Auprès du bureau du tou­risme, j’en­vi­sage avec la jolie Thaï gai­née d’un pan­ta­lon de cuir mar­ron tenant le stand toutes les pistes pos­sibles pour rejoindre le sud. Le train… il est pos­sible de rejoindre la gare qui se trouve à l’autre bout de la ville, mais elle me confie que les trains sont tou­jours en retard et qu’à l’heure qu’il est je risque de rater le der­nier départ de nuit pour Surat Tha­ni. Exit le train. Il reste l’a­vion ; elle me conseille de prendre un billet pour Ko Samui direc­te­ment avec la com­pa­gnie Bang­kok Air­ways, recon­nais­sable entre toutes avec ses cou­leurs bleu pas­tel ; je m’in­quiète du fait que c’est peut-être un peu com­pli­qué de trou­ver une place pour un départ demain matin, mais elle m’as­sure que je trou­ve­rai. Effec­ti­ve­ment, au comp­toir, je prends mon billet pour le len­de­main matin. Me voi­ci sau­vé, même si je trouve ça incroyable de trou­ver un billet d’a­vion pour le len­de­main. Afin de fêter ma vic­toire sur mes angoisses, je sors prendre l’air sur la voie des taxis. Prendre l’air est un grand mot ; l’air de la nuit me tombe des­sus comme une chape de plomb. Un taxi rose s’ar­rête devant moi et dégueule une vieille poule alle­mande sim­ple­ment vêtu d’une robe si courte que je peux voir la nais­sance de ses fesses énormes quand elle ramasse son sac sur le sol. Habillé d’un jean et de mon blou­son, je croule sous leur poids et file aux toi­lettes me chan­ger pour des vête­ments plus appro­priés. L’o­deur de mon corps pas lavé depuis la veille au matin me répugne, j’ai la peau grasse et suin­tante de sueur col­lée, les mains sen­tant le par­fum syn­thé­tique des toi­lettes de l’avion.

ÉNONCÉ 1
Citez à l'identique les lignes des enregistrements, depuis celle qui contient « 504, 559, 546] » jusqu'à celle qui contient « google-maps-icon[interactable] bbox=[86, 11, 104, 29] », ces deux lignes comprises.
L'extrait et les enregistrements sont indépendants l'un de l'autre.

DONNÉES ENREGISTRÉES
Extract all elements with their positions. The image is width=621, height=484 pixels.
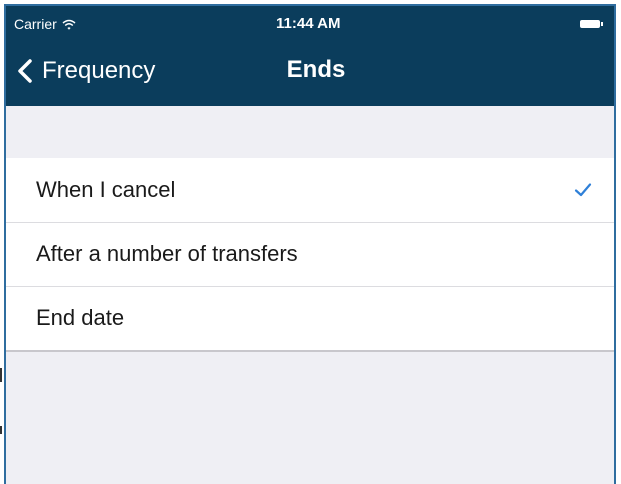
- wifi-icon: [62, 18, 76, 30]
- carrier-indicator: Carrier: [14, 16, 76, 32]
- navigation-bar: Carrier 11:44 AM Frequency Ends: [6, 6, 614, 106]
- page-title-text: Ends: [286, 56, 346, 83]
- option-label: When I cancel: [36, 177, 176, 202]
- edge-artifact: [0, 426, 2, 434]
- carrier-label: Carrier: [14, 16, 57, 32]
- chevron-left-icon: [16, 58, 34, 84]
- option-label: End date: [36, 305, 125, 330]
- option-after-number-of-transfers[interactable]: After a number of transfers: [6, 222, 614, 286]
- status-bar: Carrier 11:44 AM: [6, 6, 614, 42]
- status-time: 11:44 AM: [276, 15, 341, 32]
- battery-icon: [580, 19, 604, 29]
- back-button[interactable]: Frequency: [16, 54, 155, 88]
- battery-level: [580, 20, 600, 28]
- option-when-i-cancel[interactable]: When I cancel: [6, 158, 614, 222]
- checkmark-icon: [574, 182, 592, 198]
- option-label: After a number of transfers: [36, 241, 298, 266]
- option-end-date[interactable]: End date: [6, 286, 614, 350]
- app-window: Carrier 11:44 AM Frequency Ends When I c…: [4, 4, 616, 484]
- battery-tip: [601, 22, 603, 26]
- back-button-label: Frequency: [42, 57, 156, 84]
- edge-artifact: [0, 368, 2, 382]
- ends-options-list: When I cancel After a number of transfer…: [6, 158, 614, 352]
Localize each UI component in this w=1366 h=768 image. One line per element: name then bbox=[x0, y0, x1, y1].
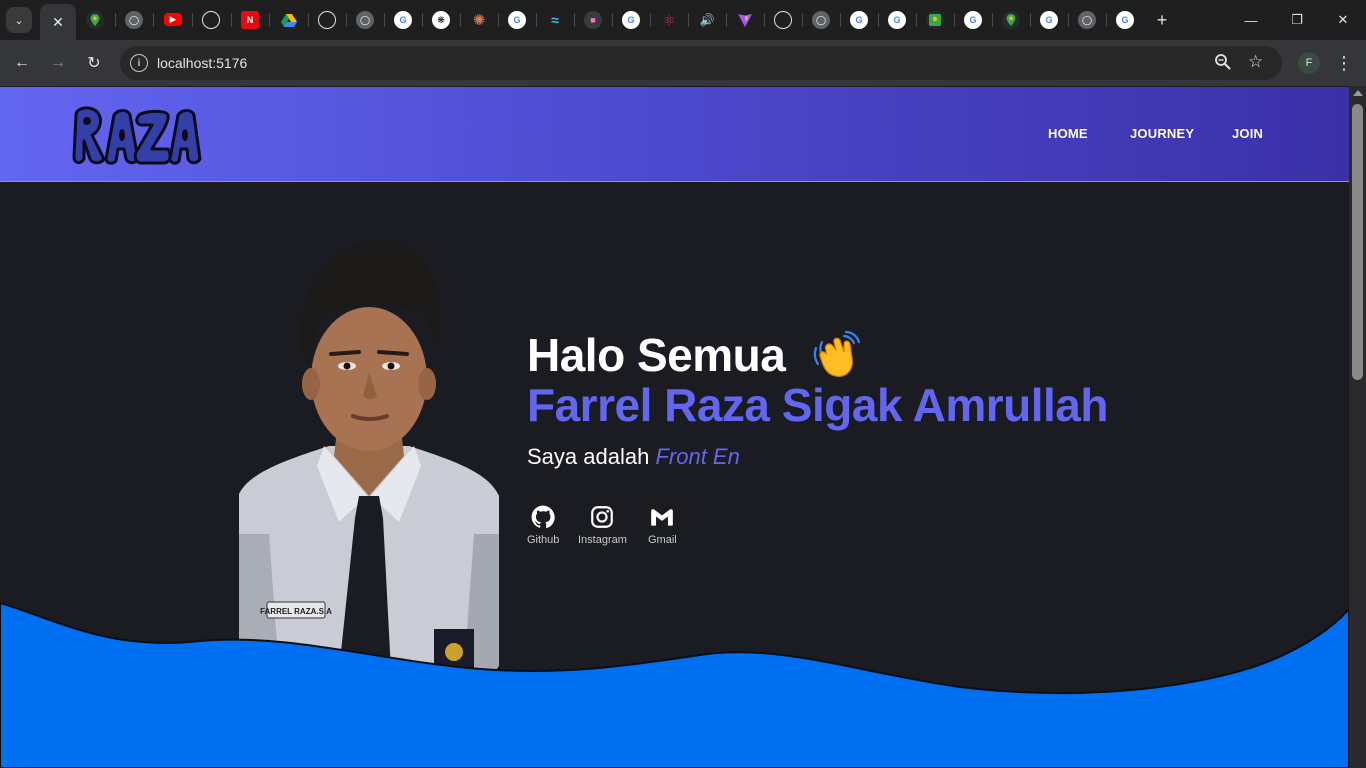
social-link-github[interactable]: Github bbox=[527, 504, 559, 546]
globe-icon[interactable]: ◯ bbox=[812, 11, 830, 29]
waving-hand-icon bbox=[810, 330, 861, 380]
forward-button[interactable]: → bbox=[46, 51, 70, 75]
google-maps-icon[interactable] bbox=[86, 11, 104, 29]
instagram-icon bbox=[591, 506, 614, 528]
netflix-icon[interactable]: N bbox=[241, 11, 259, 29]
social-link-instagram[interactable]: Instagram bbox=[578, 504, 627, 546]
new-tab-button[interactable]: + bbox=[1151, 9, 1173, 31]
zoom-icon[interactable] bbox=[1214, 53, 1234, 73]
tab-active[interactable]: ✕ bbox=[40, 4, 76, 40]
google-icon[interactable]: G bbox=[888, 11, 906, 29]
restore-icon: ❐ bbox=[1291, 12, 1303, 27]
scrollbar-thumb[interactable] bbox=[1352, 104, 1363, 380]
site-navbar: HOME JOURNEY JOIN bbox=[0, 87, 1349, 182]
vite-icon[interactable] bbox=[736, 11, 754, 29]
close-icon[interactable]: ✕ bbox=[52, 14, 64, 31]
browser-menu-button[interactable]: ⋮ bbox=[1334, 51, 1354, 75]
nav-link-home[interactable]: HOME bbox=[1048, 126, 1088, 141]
google-icon[interactable]: G bbox=[622, 11, 640, 29]
chevron-down-icon: ⌄ bbox=[14, 14, 24, 27]
profile-avatar[interactable]: F bbox=[1298, 52, 1320, 74]
minimize-icon: — bbox=[1244, 12, 1258, 28]
back-button[interactable]: ← bbox=[10, 51, 34, 75]
google-maps-icon[interactable] bbox=[926, 11, 944, 29]
openai-icon[interactable]: ❋ bbox=[432, 11, 450, 29]
site-info-icon[interactable]: i bbox=[130, 54, 148, 72]
react-icon[interactable]: ⚛ bbox=[660, 11, 678, 29]
gmail-icon bbox=[651, 509, 674, 526]
robot-icon[interactable]: ■ bbox=[584, 11, 602, 29]
tab-search-button[interactable]: ⌄ bbox=[6, 7, 32, 33]
hero-role-typed: Front En bbox=[655, 444, 740, 469]
reload-button[interactable]: ↻ bbox=[82, 51, 106, 75]
more-vert-icon: ⋮ bbox=[1335, 52, 1353, 73]
github-icon[interactable] bbox=[202, 11, 220, 29]
hero-sub-prefix: Saya adalah bbox=[527, 444, 650, 469]
social-label-gmail: Gmail bbox=[648, 534, 677, 546]
reload-icon: ↻ bbox=[87, 55, 101, 72]
url-text[interactable]: localhost:5176 bbox=[157, 55, 247, 71]
nav-link-join[interactable]: JOIN bbox=[1232, 126, 1263, 141]
bookmark-star-icon[interactable]: ☆ bbox=[1248, 52, 1268, 72]
scroll-up-arrow-icon[interactable] bbox=[1353, 90, 1363, 96]
youtube-icon[interactable]: ▶ bbox=[164, 13, 182, 26]
arrow-left-icon: ← bbox=[14, 54, 30, 71]
google-icon[interactable]: G bbox=[394, 11, 412, 29]
google-maps-icon[interactable] bbox=[1002, 11, 1020, 29]
plus-icon: + bbox=[1156, 9, 1168, 30]
site-logo[interactable] bbox=[70, 101, 202, 171]
hero-subtitle: Saya adalah Front En bbox=[527, 444, 740, 470]
globe-icon[interactable]: ◯ bbox=[1078, 11, 1096, 29]
globe-icon[interactable]: ◯ bbox=[125, 11, 143, 29]
claude-icon[interactable]: ✺ bbox=[470, 11, 488, 29]
google-icon[interactable]: G bbox=[1040, 11, 1058, 29]
github-icon bbox=[531, 505, 555, 529]
hero-greeting: Halo Semua bbox=[527, 329, 786, 381]
profile-initial: F bbox=[1305, 57, 1313, 69]
speaker-icon[interactable]: 🔊 bbox=[698, 11, 716, 29]
social-label-instagram: Instagram bbox=[578, 534, 627, 546]
restore-button[interactable]: ❐ bbox=[1274, 0, 1320, 40]
page-scrollbar[interactable] bbox=[1349, 86, 1366, 768]
google-icon[interactable]: G bbox=[508, 11, 526, 29]
blue-wave-decoration bbox=[0, 601, 1349, 768]
google-icon[interactable]: G bbox=[850, 11, 868, 29]
social-link-gmail[interactable]: Gmail bbox=[648, 504, 677, 546]
close-window-button[interactable]: ✕ bbox=[1320, 0, 1366, 40]
google-drive-icon[interactable] bbox=[280, 11, 298, 29]
minimize-button[interactable]: — bbox=[1228, 0, 1274, 40]
tab-strip: ⌄ ✕ ◯ ▶ N ◯ G ❋ ✺ G ≈ ■ G ⚛ 🔊 ◯ G G G G … bbox=[0, 0, 1366, 40]
globe-icon[interactable]: ◯ bbox=[356, 11, 374, 29]
close-icon: ✕ bbox=[1337, 12, 1349, 27]
hero-name: Farrel Raza Sigak Amrullah bbox=[527, 379, 1108, 431]
tailwind-icon[interactable]: ≈ bbox=[546, 11, 564, 29]
nav-link-journey[interactable]: JOURNEY bbox=[1130, 126, 1194, 141]
google-icon[interactable]: G bbox=[1116, 11, 1134, 29]
github-icon[interactable] bbox=[774, 11, 792, 29]
arrow-right-icon: → bbox=[50, 54, 66, 71]
address-bar[interactable]: i localhost:5176 ☆ bbox=[120, 46, 1282, 80]
browser-toolbar: ← → ↻ i localhost:5176 ☆ F ⋮ bbox=[0, 40, 1366, 86]
page-viewport: HOME JOURNEY JOIN FARREL RAZA.S.A Halo S… bbox=[0, 86, 1349, 768]
github-icon[interactable] bbox=[318, 11, 336, 29]
social-label-github: Github bbox=[527, 534, 560, 546]
google-icon[interactable]: G bbox=[964, 11, 982, 29]
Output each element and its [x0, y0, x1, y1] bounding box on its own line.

ÉNONCÉ 2
D'après l'extrait, avec quelle compagnie aérienne l'employée du bureau du tourisme conseille-t-elle de prendre un billet pour Ko Samui ?

CORRIGÉ 1
social-link-github[interactable]: Github bbox=[527, 504, 559, 546]
globe-icon[interactable]: ◯ bbox=[812, 11, 830, 29]
waving-hand-icon bbox=[810, 330, 861, 380]
forward-button[interactable]: → bbox=[46, 51, 70, 75]
google-maps-icon[interactable] bbox=[86, 11, 104, 29]

CORRIGÉ 2
Avec la compagnie Bangkok Airways.